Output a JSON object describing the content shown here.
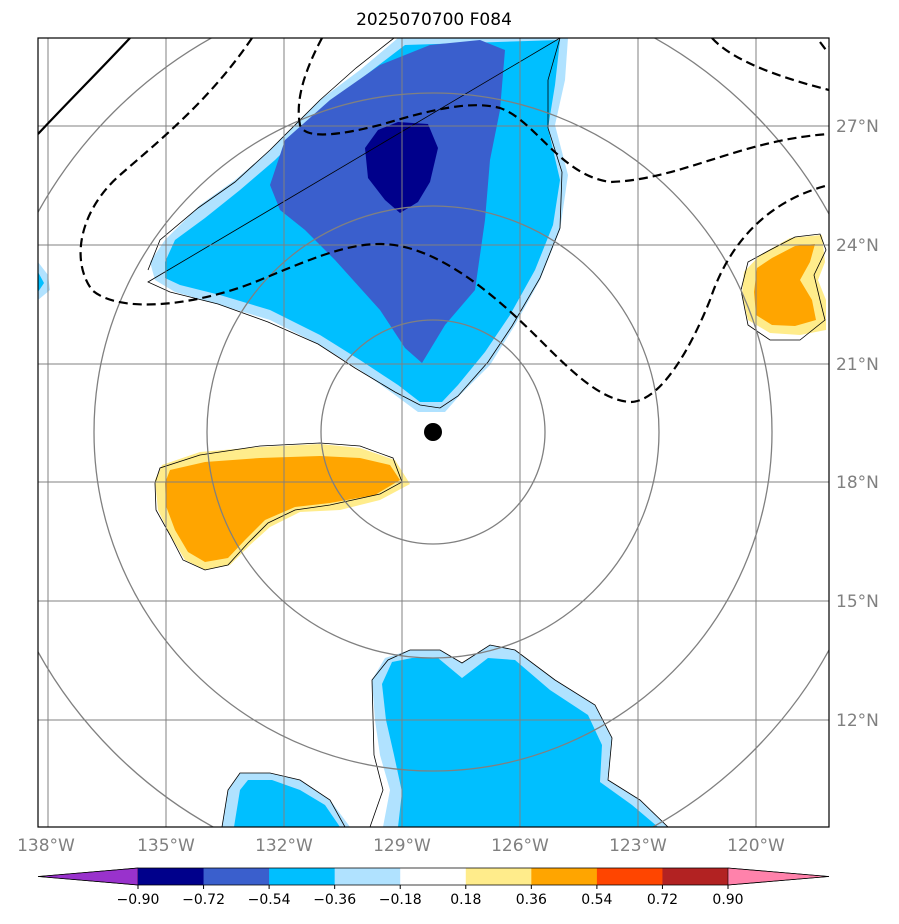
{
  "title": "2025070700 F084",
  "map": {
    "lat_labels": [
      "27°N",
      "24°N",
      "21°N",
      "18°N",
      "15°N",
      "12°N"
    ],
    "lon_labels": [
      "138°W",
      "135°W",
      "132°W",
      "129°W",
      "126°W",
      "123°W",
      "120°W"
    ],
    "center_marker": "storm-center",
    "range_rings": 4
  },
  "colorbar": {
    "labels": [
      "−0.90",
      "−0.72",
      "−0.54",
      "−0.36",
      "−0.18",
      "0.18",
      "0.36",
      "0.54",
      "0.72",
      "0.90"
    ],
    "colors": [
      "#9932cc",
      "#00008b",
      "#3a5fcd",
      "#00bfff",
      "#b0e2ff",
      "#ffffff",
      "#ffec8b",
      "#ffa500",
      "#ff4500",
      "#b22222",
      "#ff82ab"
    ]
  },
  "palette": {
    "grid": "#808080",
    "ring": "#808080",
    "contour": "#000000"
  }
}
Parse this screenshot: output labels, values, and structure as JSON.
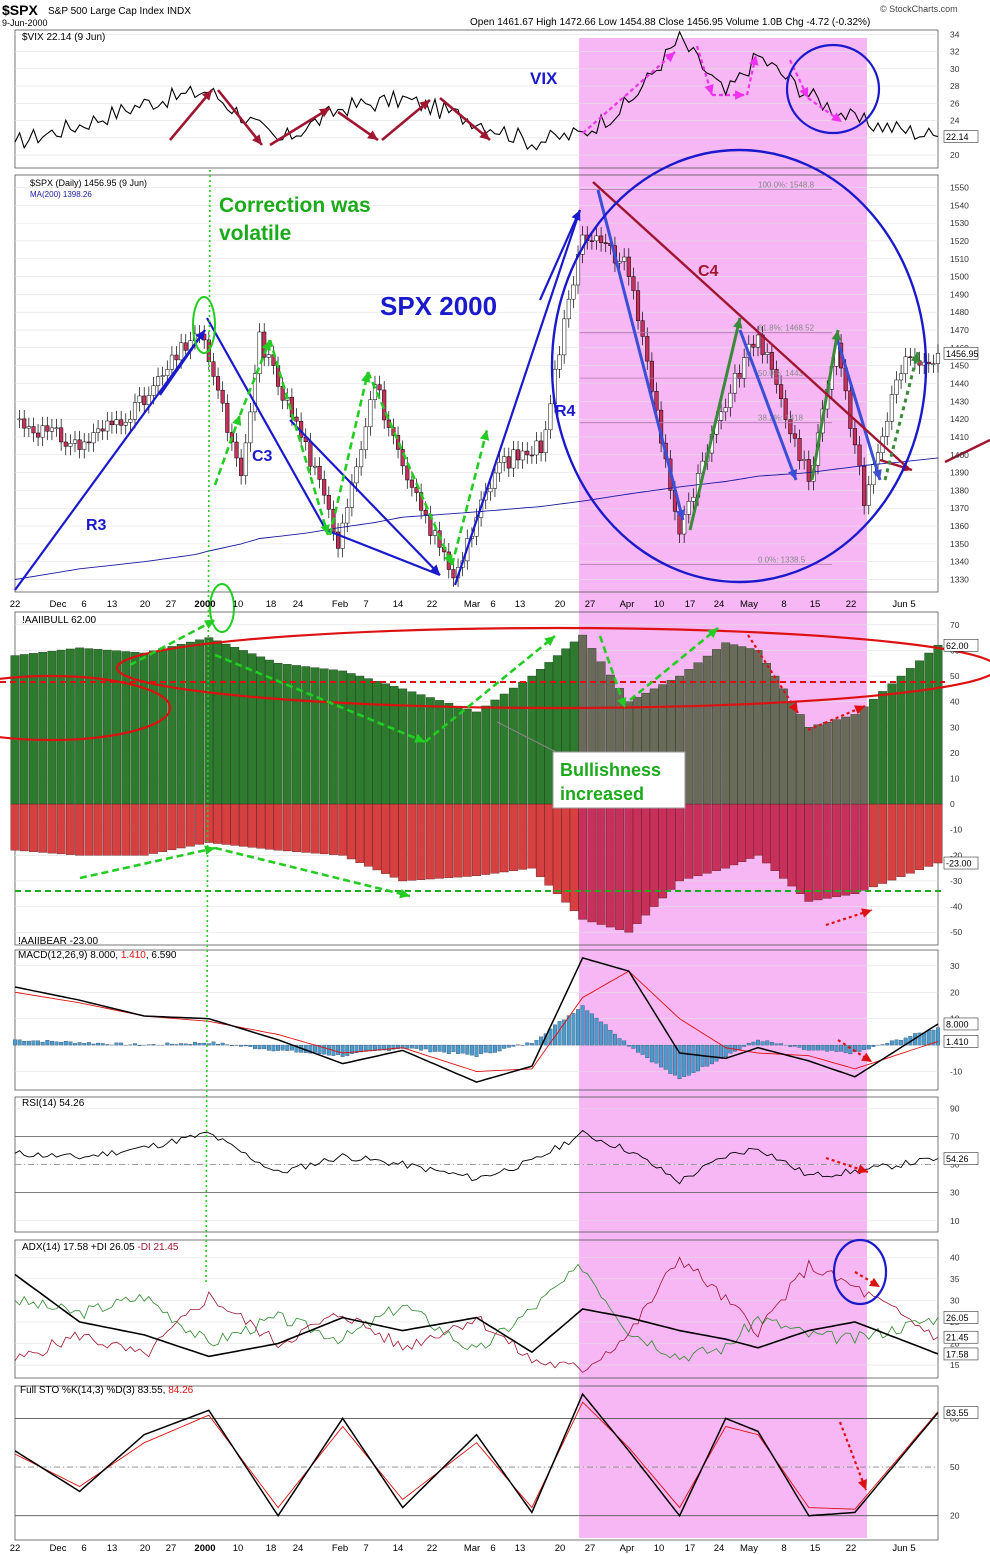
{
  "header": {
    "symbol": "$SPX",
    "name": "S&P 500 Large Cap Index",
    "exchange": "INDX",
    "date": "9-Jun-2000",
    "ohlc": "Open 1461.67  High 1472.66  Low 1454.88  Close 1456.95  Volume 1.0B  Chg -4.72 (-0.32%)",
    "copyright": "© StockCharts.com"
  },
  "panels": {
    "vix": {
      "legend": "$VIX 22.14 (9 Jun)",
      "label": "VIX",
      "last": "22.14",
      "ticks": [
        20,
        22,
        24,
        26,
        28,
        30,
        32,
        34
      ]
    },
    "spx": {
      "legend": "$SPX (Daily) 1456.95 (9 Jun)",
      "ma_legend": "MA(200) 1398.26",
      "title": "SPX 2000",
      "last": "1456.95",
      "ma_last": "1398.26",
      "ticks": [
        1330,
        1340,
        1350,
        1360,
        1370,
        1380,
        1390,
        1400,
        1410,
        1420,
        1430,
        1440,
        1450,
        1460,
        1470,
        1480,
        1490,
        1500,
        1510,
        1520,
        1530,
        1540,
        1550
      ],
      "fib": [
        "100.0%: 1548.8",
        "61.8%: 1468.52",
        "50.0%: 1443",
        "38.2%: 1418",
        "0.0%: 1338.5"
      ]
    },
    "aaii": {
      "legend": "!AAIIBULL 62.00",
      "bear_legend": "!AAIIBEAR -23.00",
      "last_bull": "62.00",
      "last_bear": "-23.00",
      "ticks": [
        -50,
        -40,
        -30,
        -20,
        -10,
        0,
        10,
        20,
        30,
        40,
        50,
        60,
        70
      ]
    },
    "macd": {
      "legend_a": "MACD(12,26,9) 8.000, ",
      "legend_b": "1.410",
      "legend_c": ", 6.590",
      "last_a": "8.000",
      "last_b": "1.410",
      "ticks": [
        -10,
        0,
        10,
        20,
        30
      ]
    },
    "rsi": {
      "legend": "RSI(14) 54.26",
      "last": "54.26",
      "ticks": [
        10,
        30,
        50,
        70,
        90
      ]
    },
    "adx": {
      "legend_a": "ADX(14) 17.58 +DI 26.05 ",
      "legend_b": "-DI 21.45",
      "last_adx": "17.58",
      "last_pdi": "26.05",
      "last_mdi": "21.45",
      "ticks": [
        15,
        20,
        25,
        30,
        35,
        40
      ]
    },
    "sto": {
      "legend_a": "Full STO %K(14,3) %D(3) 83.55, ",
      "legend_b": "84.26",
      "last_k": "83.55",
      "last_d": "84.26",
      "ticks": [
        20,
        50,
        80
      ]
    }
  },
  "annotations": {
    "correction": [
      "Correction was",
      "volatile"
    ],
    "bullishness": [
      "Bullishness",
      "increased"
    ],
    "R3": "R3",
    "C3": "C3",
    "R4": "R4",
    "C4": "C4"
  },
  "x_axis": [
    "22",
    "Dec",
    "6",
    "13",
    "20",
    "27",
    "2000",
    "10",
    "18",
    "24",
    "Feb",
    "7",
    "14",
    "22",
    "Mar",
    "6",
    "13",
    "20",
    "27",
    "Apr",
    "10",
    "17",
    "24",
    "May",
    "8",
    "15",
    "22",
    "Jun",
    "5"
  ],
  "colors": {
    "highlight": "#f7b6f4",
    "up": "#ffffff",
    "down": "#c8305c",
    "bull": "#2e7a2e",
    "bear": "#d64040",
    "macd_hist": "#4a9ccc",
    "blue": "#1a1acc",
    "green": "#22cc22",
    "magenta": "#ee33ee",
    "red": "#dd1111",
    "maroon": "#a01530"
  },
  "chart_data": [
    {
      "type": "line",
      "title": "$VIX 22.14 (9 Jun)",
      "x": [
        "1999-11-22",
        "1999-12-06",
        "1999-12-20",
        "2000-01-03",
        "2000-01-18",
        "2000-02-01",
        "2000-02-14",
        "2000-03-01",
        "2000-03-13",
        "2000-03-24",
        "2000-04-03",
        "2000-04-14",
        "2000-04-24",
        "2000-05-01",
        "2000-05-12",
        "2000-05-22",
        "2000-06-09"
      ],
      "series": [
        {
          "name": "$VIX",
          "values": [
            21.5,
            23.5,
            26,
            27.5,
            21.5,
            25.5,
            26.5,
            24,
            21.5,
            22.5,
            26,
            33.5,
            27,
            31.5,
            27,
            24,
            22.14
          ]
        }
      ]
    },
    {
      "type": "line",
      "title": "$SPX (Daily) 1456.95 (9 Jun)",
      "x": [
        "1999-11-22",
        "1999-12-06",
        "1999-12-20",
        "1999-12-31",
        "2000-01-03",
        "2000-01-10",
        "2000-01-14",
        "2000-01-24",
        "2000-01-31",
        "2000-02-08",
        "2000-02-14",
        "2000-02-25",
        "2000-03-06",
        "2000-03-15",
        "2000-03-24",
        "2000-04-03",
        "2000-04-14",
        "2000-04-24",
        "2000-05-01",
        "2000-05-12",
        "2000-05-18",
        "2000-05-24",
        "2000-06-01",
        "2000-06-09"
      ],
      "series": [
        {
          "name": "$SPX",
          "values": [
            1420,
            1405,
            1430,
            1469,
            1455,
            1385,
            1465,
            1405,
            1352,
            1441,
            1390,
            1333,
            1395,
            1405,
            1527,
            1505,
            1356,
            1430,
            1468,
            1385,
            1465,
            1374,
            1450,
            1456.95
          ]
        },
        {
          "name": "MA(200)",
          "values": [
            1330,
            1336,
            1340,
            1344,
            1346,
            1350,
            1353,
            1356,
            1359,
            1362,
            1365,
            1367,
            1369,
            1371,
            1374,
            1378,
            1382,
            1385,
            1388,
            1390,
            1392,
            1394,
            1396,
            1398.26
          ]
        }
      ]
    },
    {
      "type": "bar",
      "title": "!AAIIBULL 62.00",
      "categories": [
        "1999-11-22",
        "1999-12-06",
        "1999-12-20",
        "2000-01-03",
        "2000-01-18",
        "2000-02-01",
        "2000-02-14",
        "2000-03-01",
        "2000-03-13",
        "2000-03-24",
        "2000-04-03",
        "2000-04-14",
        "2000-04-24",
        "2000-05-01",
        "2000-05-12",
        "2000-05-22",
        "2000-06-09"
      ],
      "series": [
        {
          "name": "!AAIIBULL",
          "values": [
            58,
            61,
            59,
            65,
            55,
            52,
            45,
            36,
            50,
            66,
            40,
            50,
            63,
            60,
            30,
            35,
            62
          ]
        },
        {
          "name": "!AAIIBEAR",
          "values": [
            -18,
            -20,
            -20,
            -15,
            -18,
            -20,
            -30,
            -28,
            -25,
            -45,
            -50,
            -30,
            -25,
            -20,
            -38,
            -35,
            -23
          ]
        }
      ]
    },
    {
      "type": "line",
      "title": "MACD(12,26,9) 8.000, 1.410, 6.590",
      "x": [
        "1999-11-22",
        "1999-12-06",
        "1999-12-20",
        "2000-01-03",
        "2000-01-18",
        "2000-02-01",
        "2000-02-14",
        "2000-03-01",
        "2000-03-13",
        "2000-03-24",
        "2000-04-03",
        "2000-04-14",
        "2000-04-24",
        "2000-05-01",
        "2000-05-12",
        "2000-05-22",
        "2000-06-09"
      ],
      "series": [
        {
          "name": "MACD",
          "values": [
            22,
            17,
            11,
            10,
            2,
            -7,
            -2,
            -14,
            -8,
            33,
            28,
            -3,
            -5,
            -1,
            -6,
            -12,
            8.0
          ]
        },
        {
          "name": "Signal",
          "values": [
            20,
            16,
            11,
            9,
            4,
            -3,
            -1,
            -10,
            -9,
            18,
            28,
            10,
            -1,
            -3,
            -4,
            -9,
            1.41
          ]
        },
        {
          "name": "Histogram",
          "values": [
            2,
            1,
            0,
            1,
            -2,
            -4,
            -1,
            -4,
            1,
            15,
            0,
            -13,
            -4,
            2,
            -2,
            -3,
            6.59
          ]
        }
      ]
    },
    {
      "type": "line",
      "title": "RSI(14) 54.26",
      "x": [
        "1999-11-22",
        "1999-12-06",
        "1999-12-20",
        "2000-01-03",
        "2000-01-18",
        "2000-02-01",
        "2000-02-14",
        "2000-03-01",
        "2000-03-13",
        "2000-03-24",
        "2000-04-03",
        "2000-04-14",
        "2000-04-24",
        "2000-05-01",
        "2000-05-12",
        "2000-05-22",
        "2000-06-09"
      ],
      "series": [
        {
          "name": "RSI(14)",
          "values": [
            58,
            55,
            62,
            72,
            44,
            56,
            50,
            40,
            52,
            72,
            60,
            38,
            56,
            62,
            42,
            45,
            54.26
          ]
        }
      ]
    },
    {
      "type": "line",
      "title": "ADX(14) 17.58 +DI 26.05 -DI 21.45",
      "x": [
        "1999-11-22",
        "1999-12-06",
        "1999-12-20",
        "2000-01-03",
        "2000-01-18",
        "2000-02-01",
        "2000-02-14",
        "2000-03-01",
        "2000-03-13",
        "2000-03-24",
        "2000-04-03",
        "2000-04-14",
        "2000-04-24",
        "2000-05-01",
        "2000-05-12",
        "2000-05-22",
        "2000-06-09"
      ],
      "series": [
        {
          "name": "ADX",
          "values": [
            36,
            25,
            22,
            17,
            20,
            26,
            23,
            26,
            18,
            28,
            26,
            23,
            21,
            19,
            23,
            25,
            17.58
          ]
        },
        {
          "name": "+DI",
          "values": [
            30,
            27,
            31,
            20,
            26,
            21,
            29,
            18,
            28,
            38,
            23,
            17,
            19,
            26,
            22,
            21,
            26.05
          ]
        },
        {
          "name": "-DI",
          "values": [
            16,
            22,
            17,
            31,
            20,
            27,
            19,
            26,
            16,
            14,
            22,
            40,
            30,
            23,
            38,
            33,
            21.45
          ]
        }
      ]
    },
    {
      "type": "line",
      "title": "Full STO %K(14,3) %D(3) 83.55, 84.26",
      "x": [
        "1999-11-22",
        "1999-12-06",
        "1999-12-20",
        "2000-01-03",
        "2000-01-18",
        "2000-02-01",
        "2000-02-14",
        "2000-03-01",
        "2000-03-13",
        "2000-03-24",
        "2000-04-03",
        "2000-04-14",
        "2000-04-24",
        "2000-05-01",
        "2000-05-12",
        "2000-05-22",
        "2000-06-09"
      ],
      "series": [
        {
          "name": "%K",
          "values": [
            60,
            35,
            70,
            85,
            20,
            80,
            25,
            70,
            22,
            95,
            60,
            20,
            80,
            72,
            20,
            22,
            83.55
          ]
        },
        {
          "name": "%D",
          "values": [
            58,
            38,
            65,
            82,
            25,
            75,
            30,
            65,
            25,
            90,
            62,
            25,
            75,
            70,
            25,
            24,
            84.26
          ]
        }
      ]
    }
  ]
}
::::::::
#### Written request
Gather each line from the entries above that includes the word "Daily".

#### Expected answer
      "legend": "$SPX (Daily) 1456.95 (9 Jun)",
      "title": "$SPX (Daily) 1456.95 (9 Jun)",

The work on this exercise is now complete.